Begin Extracted data

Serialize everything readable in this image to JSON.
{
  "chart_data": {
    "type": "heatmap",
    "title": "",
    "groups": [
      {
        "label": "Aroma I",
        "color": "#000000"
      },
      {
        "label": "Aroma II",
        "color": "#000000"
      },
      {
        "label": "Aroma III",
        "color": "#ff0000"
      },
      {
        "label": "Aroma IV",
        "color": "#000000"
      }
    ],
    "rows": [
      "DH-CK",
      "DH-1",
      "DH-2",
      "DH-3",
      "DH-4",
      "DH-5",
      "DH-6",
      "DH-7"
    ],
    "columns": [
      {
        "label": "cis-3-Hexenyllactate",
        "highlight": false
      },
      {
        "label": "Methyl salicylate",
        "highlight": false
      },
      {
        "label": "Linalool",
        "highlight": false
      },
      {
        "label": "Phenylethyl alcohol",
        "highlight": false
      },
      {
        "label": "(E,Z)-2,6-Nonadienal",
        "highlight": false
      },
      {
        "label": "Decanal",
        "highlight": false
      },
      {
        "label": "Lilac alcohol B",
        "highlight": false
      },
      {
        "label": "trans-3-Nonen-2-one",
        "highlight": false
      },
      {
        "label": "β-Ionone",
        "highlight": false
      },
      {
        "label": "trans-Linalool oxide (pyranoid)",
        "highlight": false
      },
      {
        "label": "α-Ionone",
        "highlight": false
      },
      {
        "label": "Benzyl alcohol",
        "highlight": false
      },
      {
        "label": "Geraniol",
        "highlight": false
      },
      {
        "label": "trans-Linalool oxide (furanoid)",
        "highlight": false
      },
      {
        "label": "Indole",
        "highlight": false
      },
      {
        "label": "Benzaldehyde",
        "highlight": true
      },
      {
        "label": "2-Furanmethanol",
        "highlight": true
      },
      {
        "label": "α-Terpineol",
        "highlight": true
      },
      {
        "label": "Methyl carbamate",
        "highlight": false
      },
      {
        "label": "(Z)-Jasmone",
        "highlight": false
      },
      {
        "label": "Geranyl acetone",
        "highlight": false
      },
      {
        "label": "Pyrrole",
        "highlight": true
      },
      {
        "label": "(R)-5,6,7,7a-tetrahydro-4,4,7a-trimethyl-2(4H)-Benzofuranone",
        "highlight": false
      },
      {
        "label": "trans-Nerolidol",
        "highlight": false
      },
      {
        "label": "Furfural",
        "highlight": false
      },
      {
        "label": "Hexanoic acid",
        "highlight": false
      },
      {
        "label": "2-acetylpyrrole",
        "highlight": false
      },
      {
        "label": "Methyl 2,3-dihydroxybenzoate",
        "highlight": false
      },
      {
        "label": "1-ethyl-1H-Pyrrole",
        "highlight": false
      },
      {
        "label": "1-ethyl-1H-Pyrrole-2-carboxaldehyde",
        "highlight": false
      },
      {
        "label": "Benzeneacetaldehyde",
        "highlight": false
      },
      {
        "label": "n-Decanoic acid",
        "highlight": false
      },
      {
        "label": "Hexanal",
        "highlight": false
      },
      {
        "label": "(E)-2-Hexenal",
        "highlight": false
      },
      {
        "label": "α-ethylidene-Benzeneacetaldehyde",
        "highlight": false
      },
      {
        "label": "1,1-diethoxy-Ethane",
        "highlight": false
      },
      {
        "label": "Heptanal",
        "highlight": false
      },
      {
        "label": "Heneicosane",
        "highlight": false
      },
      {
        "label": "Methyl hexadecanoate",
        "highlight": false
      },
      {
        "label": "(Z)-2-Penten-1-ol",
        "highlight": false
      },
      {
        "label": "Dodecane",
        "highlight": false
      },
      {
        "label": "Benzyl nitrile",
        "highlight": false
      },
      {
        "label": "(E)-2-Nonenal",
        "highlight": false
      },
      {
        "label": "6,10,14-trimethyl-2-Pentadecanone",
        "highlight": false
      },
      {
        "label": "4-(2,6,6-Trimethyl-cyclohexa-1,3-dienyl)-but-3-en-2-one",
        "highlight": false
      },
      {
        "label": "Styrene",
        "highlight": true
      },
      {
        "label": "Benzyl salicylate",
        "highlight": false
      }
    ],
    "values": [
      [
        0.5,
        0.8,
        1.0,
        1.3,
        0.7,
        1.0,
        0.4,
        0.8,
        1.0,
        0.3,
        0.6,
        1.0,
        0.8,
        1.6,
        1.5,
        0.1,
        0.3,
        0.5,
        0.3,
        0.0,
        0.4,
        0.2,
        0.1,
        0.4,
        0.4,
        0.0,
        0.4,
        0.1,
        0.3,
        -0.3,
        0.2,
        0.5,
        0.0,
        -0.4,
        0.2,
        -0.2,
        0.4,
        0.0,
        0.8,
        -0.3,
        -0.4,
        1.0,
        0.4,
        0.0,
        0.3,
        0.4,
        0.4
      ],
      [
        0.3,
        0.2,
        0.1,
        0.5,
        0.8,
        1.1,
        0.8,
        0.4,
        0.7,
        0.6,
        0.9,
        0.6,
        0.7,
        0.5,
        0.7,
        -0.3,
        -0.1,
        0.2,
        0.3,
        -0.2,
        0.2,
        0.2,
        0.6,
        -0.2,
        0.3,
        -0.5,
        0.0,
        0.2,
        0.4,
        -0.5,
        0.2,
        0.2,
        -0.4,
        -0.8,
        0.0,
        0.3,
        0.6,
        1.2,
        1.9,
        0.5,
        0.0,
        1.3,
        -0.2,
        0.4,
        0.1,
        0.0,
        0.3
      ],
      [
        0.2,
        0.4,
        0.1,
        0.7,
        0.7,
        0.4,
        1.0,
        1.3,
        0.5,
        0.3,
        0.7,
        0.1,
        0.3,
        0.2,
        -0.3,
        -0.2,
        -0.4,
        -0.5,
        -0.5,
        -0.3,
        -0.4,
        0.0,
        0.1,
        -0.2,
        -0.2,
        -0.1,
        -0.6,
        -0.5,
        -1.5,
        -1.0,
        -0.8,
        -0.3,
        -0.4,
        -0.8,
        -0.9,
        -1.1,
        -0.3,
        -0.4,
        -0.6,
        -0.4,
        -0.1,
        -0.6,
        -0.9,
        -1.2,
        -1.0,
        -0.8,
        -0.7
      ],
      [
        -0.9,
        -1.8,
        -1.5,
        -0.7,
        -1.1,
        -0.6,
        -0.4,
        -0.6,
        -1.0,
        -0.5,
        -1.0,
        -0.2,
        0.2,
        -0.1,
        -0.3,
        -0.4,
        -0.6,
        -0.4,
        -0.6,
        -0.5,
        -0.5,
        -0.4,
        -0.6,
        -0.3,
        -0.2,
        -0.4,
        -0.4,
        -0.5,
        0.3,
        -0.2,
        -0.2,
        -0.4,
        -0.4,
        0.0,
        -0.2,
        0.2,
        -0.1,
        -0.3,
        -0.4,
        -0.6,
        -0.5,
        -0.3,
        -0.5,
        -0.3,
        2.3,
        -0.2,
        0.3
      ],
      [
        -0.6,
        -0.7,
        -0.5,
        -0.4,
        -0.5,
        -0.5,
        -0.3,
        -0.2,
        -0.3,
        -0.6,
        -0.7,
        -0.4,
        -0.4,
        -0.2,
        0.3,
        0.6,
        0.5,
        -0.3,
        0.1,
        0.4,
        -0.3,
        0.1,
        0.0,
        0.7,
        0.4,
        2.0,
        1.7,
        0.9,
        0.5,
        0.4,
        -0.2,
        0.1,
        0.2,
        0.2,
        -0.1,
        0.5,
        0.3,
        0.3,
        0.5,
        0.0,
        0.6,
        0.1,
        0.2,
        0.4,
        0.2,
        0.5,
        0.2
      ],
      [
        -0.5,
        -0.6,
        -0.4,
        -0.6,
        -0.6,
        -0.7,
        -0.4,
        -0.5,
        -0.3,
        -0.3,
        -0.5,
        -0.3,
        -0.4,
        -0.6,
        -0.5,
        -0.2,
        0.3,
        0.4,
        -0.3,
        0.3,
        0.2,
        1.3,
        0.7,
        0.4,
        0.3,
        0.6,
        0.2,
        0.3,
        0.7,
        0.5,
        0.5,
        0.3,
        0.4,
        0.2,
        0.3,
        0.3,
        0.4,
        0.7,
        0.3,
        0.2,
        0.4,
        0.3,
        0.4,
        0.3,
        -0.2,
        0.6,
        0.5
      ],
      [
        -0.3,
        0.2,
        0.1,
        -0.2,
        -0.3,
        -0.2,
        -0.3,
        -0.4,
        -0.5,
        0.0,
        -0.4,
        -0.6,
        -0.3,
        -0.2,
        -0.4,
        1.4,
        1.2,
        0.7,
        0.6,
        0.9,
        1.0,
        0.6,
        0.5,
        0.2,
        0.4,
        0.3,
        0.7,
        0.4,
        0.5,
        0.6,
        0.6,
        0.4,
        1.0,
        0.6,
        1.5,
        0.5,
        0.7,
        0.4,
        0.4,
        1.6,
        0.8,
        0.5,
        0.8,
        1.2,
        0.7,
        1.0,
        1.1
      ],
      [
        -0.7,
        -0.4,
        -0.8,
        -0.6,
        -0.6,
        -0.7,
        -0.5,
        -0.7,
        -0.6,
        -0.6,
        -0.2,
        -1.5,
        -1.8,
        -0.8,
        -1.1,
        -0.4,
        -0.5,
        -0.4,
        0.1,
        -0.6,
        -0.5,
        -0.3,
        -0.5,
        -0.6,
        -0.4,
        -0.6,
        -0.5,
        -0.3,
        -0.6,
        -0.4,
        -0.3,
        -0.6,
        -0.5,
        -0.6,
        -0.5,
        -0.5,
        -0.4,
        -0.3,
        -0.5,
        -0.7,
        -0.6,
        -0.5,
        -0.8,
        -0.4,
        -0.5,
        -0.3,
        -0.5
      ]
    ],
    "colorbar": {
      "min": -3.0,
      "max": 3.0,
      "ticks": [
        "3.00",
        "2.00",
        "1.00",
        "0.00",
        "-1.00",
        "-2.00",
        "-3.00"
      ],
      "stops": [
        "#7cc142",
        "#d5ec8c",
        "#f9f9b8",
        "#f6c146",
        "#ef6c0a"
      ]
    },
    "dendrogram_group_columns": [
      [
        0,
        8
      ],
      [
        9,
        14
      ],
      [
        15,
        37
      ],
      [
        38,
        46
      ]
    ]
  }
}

End Extracted data

▸ Exercise details
Select all lines in the listing above where the word "Benzeneacetaldehyde" appears, and show them.

▸ Answer for the task
        "label": "Benzeneacetaldehyde",
        "label": "α-ethylidene-Benzeneacetaldehyde",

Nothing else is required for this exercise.